> _WHAT THIS TASK INVOLVES_
Your task is to restate the data word for word.

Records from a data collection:

— start —

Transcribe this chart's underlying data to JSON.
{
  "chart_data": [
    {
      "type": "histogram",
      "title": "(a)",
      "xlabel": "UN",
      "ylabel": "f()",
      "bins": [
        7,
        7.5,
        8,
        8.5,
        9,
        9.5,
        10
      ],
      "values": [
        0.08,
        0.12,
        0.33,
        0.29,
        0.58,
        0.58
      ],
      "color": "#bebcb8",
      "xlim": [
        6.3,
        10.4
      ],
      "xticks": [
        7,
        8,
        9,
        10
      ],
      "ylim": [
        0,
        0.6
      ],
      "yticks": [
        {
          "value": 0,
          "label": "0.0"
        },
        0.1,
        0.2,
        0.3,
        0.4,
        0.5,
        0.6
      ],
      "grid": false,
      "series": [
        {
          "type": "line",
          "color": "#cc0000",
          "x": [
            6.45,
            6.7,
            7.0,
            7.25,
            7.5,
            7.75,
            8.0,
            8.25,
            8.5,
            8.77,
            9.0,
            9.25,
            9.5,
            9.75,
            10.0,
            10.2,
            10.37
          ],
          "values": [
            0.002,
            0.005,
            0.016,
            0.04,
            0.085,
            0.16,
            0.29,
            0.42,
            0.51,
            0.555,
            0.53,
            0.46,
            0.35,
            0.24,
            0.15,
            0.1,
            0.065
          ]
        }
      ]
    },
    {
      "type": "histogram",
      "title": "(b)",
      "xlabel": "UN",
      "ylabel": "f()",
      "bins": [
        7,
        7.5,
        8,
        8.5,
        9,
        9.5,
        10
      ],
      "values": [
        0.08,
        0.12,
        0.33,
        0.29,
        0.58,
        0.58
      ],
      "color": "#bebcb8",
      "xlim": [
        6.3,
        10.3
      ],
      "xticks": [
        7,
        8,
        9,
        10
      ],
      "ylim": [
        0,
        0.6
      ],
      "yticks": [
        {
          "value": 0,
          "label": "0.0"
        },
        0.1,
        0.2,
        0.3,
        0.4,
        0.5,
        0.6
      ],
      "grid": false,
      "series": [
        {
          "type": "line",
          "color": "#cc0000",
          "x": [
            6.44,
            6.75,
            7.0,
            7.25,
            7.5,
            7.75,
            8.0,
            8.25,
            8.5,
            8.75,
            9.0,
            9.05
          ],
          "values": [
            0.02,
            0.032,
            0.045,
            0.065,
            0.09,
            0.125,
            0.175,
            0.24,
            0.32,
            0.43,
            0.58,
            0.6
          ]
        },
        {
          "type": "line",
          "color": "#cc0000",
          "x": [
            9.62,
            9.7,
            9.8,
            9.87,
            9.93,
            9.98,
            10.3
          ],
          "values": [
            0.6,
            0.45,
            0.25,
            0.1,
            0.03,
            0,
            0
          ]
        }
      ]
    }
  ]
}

— end —

> _EXERCISE ANSWER_
Transcribe this chart's underlying data to JSON.
{
  "chart_data": [
    {
      "type": "histogram",
      "title": "(a)",
      "xlabel": "UN",
      "ylabel": "f()",
      "bins": [
        7,
        7.5,
        8,
        8.5,
        9,
        9.5,
        10
      ],
      "values": [
        0.08,
        0.12,
        0.33,
        0.29,
        0.58,
        0.58
      ],
      "color": "#bebcb8",
      "xlim": [
        6.3,
        10.4
      ],
      "xticks": [
        7,
        8,
        9,
        10
      ],
      "ylim": [
        0,
        0.6
      ],
      "yticks": [
        {
          "value": 0,
          "label": "0.0"
        },
        0.1,
        0.2,
        0.3,
        0.4,
        0.5,
        0.6
      ],
      "grid": false,
      "series": [
        {
          "type": "line",
          "color": "#cc0000",
          "x": [
            6.45,
            6.7,
            7.0,
            7.25,
            7.5,
            7.75,
            8.0,
            8.25,
            8.5,
            8.77,
            9.0,
            9.25,
            9.5,
            9.75,
            10.0,
            10.2,
            10.37
          ],
          "values": [
            0.002,
            0.005,
            0.016,
            0.04,
            0.085,
            0.16,
            0.29,
            0.42,
            0.51,
            0.555,
            0.53,
            0.46,
            0.35,
            0.24,
            0.15,
            0.1,
            0.065
          ]
        }
      ]
    },
    {
      "type": "histogram",
      "title": "(b)",
      "xlabel": "UN",
      "ylabel": "f()",
      "bins": [
        7,
        7.5,
        8,
        8.5,
        9,
        9.5,
        10
      ],
      "values": [
        0.08,
        0.12,
        0.33,
        0.29,
        0.58,
        0.58
      ],
      "color": "#bebcb8",
      "xlim": [
        6.3,
        10.3
      ],
      "xticks": [
        7,
        8,
        9,
        10
      ],
      "ylim": [
        0,
        0.6
      ],
      "yticks": [
        {
          "value": 0,
          "label": "0.0"
        },
        0.1,
        0.2,
        0.3,
        0.4,
        0.5,
        0.6
      ],
      "grid": false,
      "series": [
        {
          "type": "line",
          "color": "#cc0000",
          "x": [
            6.44,
            6.75,
            7.0,
            7.25,
            7.5,
            7.75,
            8.0,
            8.25,
            8.5,
            8.75,
            9.0,
            9.05
          ],
          "values": [
            0.02,
            0.032,
            0.045,
            0.065,
            0.09,
            0.125,
            0.175,
            0.24,
            0.32,
            0.43,
            0.58,
            0.6
          ]
        },
        {
          "type": "line",
          "color": "#cc0000",
          "x": [
            9.62,
            9.7,
            9.8,
            9.87,
            9.93,
            9.98,
            10.3
          ],
          "values": [
            0.6,
            0.45,
            0.25,
            0.1,
            0.03,
            0,
            0
          ]
        }
      ]
    }
  ]
}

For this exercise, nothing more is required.